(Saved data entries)
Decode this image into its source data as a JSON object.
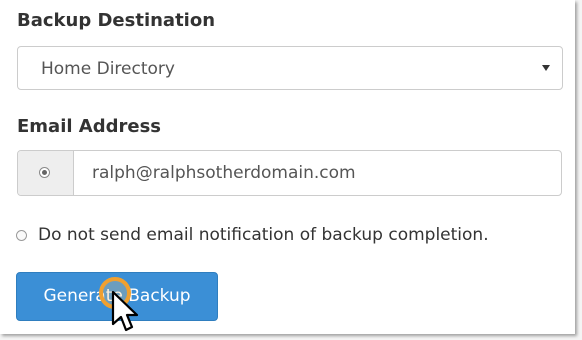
{
  "backup_destination": {
    "label": "Backup Destination",
    "selected": "Home Directory"
  },
  "email": {
    "label": "Email Address",
    "value": "ralph@ralphsotherdomain.com"
  },
  "notification_option": {
    "label": "Do not send email notification of backup completion."
  },
  "actions": {
    "generate_label": "Generate Backup"
  },
  "colors": {
    "button": "#3b8fd6",
    "highlight": "#f0a030"
  }
}
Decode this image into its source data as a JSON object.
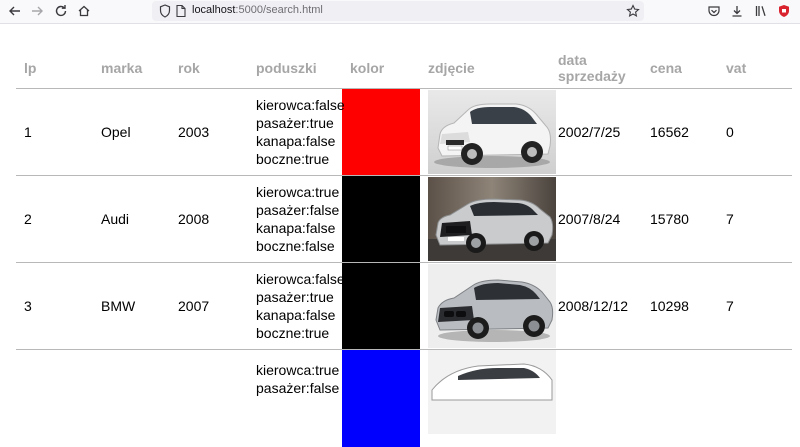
{
  "browser": {
    "url_host": "localhost",
    "url_rest": ":5000/search.html"
  },
  "table": {
    "headers": [
      "lp",
      "marka",
      "rok",
      "poduszki",
      "kolor",
      "zdjęcie",
      "data sprzedaży",
      "cena",
      "vat"
    ],
    "rows": [
      {
        "lp": "1",
        "marka": "Opel",
        "rok": "2003",
        "bags": [
          "kierowca:false",
          "pasażer:true",
          "kanapa:false",
          "boczne:true"
        ],
        "color": "#ff0000",
        "date": "2002/7/25",
        "price": "16562",
        "vat": "0"
      },
      {
        "lp": "2",
        "marka": "Audi",
        "rok": "2008",
        "bags": [
          "kierowca:true",
          "pasażer:false",
          "kanapa:false",
          "boczne:false"
        ],
        "color": "#000000",
        "date": "2007/8/24",
        "price": "15780",
        "vat": "7"
      },
      {
        "lp": "3",
        "marka": "BMW",
        "rok": "2007",
        "bags": [
          "kierowca:false",
          "pasażer:true",
          "kanapa:false",
          "boczne:true"
        ],
        "color": "#000000",
        "date": "2008/12/12",
        "price": "10298",
        "vat": "7"
      },
      {
        "lp": "",
        "marka": "",
        "rok": "",
        "bags": [
          "kierowca:true",
          "pasażer:false"
        ],
        "color": "#0000ff",
        "date": "",
        "price": "",
        "vat": ""
      }
    ]
  }
}
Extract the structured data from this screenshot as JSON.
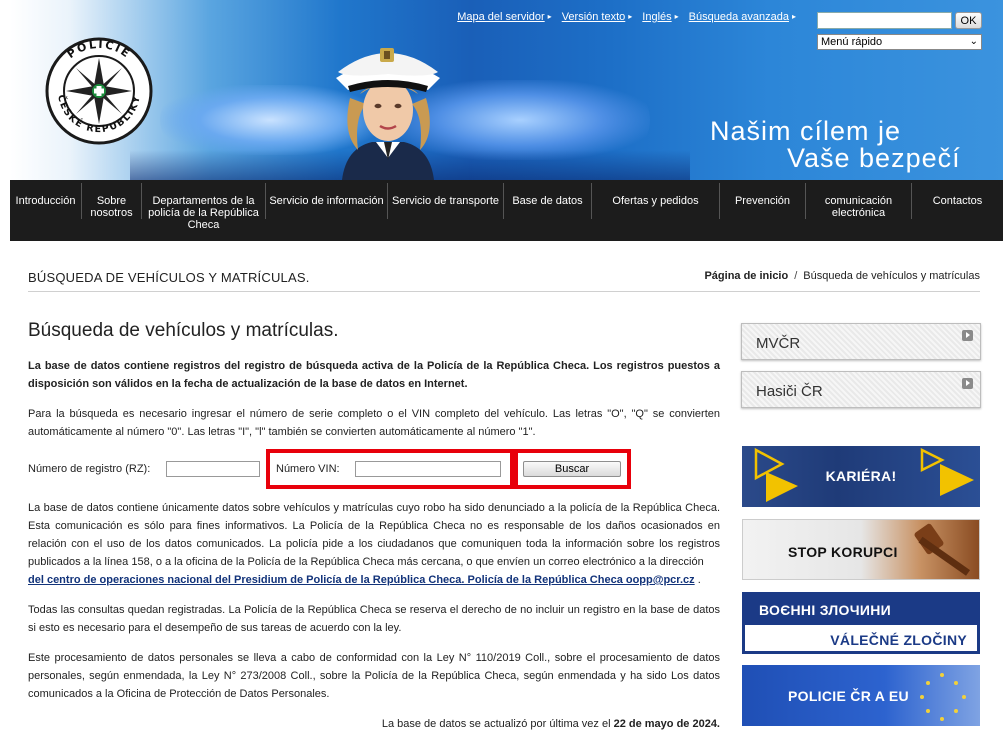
{
  "header": {
    "top_links": [
      {
        "label": "Mapa del servidor"
      },
      {
        "label": "Versión texto"
      },
      {
        "label": "Inglés"
      },
      {
        "label": "Búsqueda avanzada"
      }
    ],
    "search_ok_label": "OK",
    "quick_menu_value": "Menú rápido",
    "slogan_line1": "Našim cílem je",
    "slogan_line2": "Vaše bezpečí",
    "logo_text": "POLICIE ČESKÉ REPUBLIKY"
  },
  "nav": {
    "items": [
      {
        "label": "Introducción"
      },
      {
        "label": "Sobre nosotros"
      },
      {
        "label": "Departamentos de la policía de la República Checa"
      },
      {
        "label": "Servicio de información"
      },
      {
        "label": "Servicio de transporte"
      },
      {
        "label": "Base de datos"
      },
      {
        "label": "Ofertas y pedidos"
      },
      {
        "label": "Prevención"
      },
      {
        "label": "comunicación electrónica"
      },
      {
        "label": "Contactos"
      }
    ]
  },
  "page": {
    "section_title": "BÚSQUEDA DE VEHÍCULOS Y MATRÍCULAS.",
    "breadcrumb_home": "Página de inicio",
    "breadcrumb_sep": "/",
    "breadcrumb_current": "Búsqueda de vehículos y matrículas"
  },
  "main": {
    "title": "Búsqueda de vehículos y matrículas.",
    "intro": "La base de datos contiene registros del registro de búsqueda activa de la Policía de la República Checa. Los registros puestos a disposición son válidos en la fecha de actualización de la base de datos en Internet.",
    "instructions": "Para la búsqueda es necesario ingresar el número de serie completo o el VIN completo del vehículo. Las letras \"O\", \"Q\" se convierten automáticamente al número \"0\". Las letras \"I\", \"l\" también se convierten automáticamente al número \"1\".",
    "reg_label": "Número de registro (RZ):",
    "reg_value": "",
    "vin_label": "Número VIN:",
    "vin_value": "",
    "search_button": "Buscar",
    "description": "La base de datos contiene únicamente datos sobre vehículos y matrículas cuyo robo ha sido denunciado a la policía de la República Checa. Esta comunicación es sólo para fines informativos. La Policía de la República Checa no es responsable de los daños ocasionados en relación con el uso de los datos comunicados. La policía pide a los ciudadanos que comuniquen toda la información sobre los registros publicados a la línea 158, o a la oficina de la Policía de la República Checa más cercana, o que envíen un correo electrónico a la dirección",
    "description_link": "del centro de operaciones nacional del Presidium de Policía de la República Checa. Policía de la República Checa oopp@pcr.cz",
    "description_end": ".",
    "logged": "Todas las consultas quedan registradas. La Policía de la República Checa se reserva el derecho de no incluir un registro en la base de datos si esto es necesario para el desempeño de sus tareas de acuerdo con la ley.",
    "gdpr": "Este procesamiento de datos personales se lleva a cabo de conformidad con la Ley N° 110/2019 Coll., sobre el procesamiento de datos personales, según enmendada, la Ley N° 273/2008 Coll., sobre la Policía de la República Checa, según enmendada y ha sido Los datos comunicados a la Oficina de Protección de Datos Personales.",
    "updated_prefix": "La base de datos se actualizó por última vez el",
    "updated_date": "22 de mayo de 2024."
  },
  "sidebar": {
    "mvcr": "MVČR",
    "hasici": "Hasiči ČR",
    "kariera": "KARIÉRA!",
    "korupci": "STOP KORUPCI",
    "valecne_top": "ВОЄННІ ЗЛОЧИНИ",
    "valecne_bottom": "VÁLEČNÉ ZLOČINY",
    "eu": "POLICIE ČR A EU"
  },
  "colors": {
    "highlight_red": "#e8000b",
    "nav_bg": "#1c1c1c",
    "header_blue": "#1d6fc7",
    "link_blue": "#12337a"
  }
}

Written problem – Return all of the entries word for word, but omit the pictures.

The completed task –
Decode this image into its source data as a JSON object.
{
  "backup_destination": {
    "label": "Backup Destination",
    "selected": "Home Directory"
  },
  "email": {
    "label": "Email Address",
    "value": "ralph@ralphsotherdomain.com"
  },
  "notification_option": {
    "label": "Do not send email notification of backup completion."
  },
  "actions": {
    "generate_label": "Generate Backup"
  },
  "colors": {
    "button": "#3b8fd6",
    "highlight": "#f0a030"
  }
}
Decode this image into its source data as a JSON object.
{
  "browser": {
    "url_host": "localhost",
    "url_rest": ":5000/search.html"
  },
  "table": {
    "headers": [
      "lp",
      "marka",
      "rok",
      "poduszki",
      "kolor",
      "zdjęcie",
      "data sprzedaży",
      "cena",
      "vat"
    ],
    "rows": [
      {
        "lp": "1",
        "marka": "Opel",
        "rok": "2003",
        "bags": [
          "kierowca:false",
          "pasażer:true",
          "kanapa:false",
          "boczne:true"
        ],
        "color": "#ff0000",
        "date": "2002/7/25",
        "price": "16562",
        "vat": "0"
      },
      {
        "lp": "2",
        "marka": "Audi",
        "rok": "2008",
        "bags": [
          "kierowca:true",
          "pasażer:false",
          "kanapa:false",
          "boczne:false"
        ],
        "color": "#000000",
        "date": "2007/8/24",
        "price": "15780",
        "vat": "7"
      },
      {
        "lp": "3",
        "marka": "BMW",
        "rok": "2007",
        "bags": [
          "kierowca:false",
          "pasażer:true",
          "kanapa:false",
          "boczne:true"
        ],
        "color": "#000000",
        "date": "2008/12/12",
        "price": "10298",
        "vat": "7"
      },
      {
        "lp": "",
        "marka": "",
        "rok": "",
        "bags": [
          "kierowca:true",
          "pasażer:false"
        ],
        "color": "#0000ff",
        "date": "",
        "price": "",
        "vat": ""
      }
    ]
  }
}
Extract the structured data from this screenshot as JSON.
{
  "header": {
    "top_links": [
      {
        "label": "Mapa del servidor"
      },
      {
        "label": "Versión texto"
      },
      {
        "label": "Inglés"
      },
      {
        "label": "Búsqueda avanzada"
      }
    ],
    "search_ok_label": "OK",
    "quick_menu_value": "Menú rápido",
    "slogan_line1": "Našim cílem je",
    "slogan_line2": "Vaše bezpečí",
    "logo_text": "POLICIE ČESKÉ REPUBLIKY"
  },
  "nav": {
    "items": [
      {
        "label": "Introducción"
      },
      {
        "label": "Sobre nosotros"
      },
      {
        "label": "Departamentos de la policía de la República Checa"
      },
      {
        "label": "Servicio de información"
      },
      {
        "label": "Servicio de transporte"
      },
      {
        "label": "Base de datos"
      },
      {
        "label": "Ofertas y pedidos"
      },
      {
        "label": "Prevención"
      },
      {
        "label": "comunicación electrónica"
      },
      {
        "label": "Contactos"
      }
    ]
  },
  "page": {
    "section_title": "BÚSQUEDA DE VEHÍCULOS Y MATRÍCULAS.",
    "breadcrumb_home": "Página de inicio",
    "breadcrumb_sep": "/",
    "breadcrumb_current": "Búsqueda de vehículos y matrículas"
  },
  "main": {
    "title": "Búsqueda de vehículos y matrículas.",
    "intro": "La base de datos contiene registros del registro de búsqueda activa de la Policía de la República Checa. Los registros puestos a disposición son válidos en la fecha de actualización de la base de datos en Internet.",
    "instructions": "Para la búsqueda es necesario ingresar el número de serie completo o el VIN completo del vehículo. Las letras \"O\", \"Q\" se convierten automáticamente al número \"0\". Las letras \"I\", \"l\" también se convierten automáticamente al número \"1\".",
    "reg_label": "Número de registro (RZ):",
    "reg_value": "",
    "vin_label": "Número VIN:",
    "vin_value": "",
    "search_button": "Buscar",
    "description": "La base de datos contiene únicamente datos sobre vehículos y matrículas cuyo robo ha sido denunciado a la policía de la República Checa. Esta comunicación es sólo para fines informativos. La Policía de la República Checa no es responsable de los daños ocasionados en relación con el uso de los datos comunicados. La policía pide a los ciudadanos que comuniquen toda la información sobre los registros publicados a la línea 158, o a la oficina de la Policía de la República Checa más cercana, o que envíen un correo electrónico a la dirección",
    "description_link": "del centro de operaciones nacional del Presidium de Policía de la República Checa. Policía de la República Checa oopp@pcr.cz",
    "description_end": ".",
    "logged": "Todas las consultas quedan registradas. La Policía de la República Checa se reserva el derecho de no incluir un registro en la base de datos si esto es necesario para el desempeño de sus tareas de acuerdo con la ley.",
    "gdpr": "Este procesamiento de datos personales se lleva a cabo de conformidad con la Ley N° 110/2019 Coll., sobre el procesamiento de datos personales, según enmendada, la Ley N° 273/2008 Coll., sobre la Policía de la República Checa, según enmendada y ha sido Los datos comunicados a la Oficina de Protección de Datos Personales.",
    "updated_prefix": "La base de datos se actualizó por última vez el",
    "updated_date": "22 de mayo de 2024."
  },
  "sidebar": {
    "mvcr": "MVČR",
    "hasici": "Hasiči ČR",
    "kariera": "KARIÉRA!",
    "korupci": "STOP KORUPCI",
    "valecne_top": "ВОЄННІ ЗЛОЧИНИ",
    "valecne_bottom": "VÁLEČNÉ ZLOČINY",
    "eu": "POLICIE ČR A EU"
  },
  "colors": {
    "highlight_red": "#e8000b",
    "nav_bg": "#1c1c1c",
    "header_blue": "#1d6fc7",
    "link_blue": "#12337a"
  }
}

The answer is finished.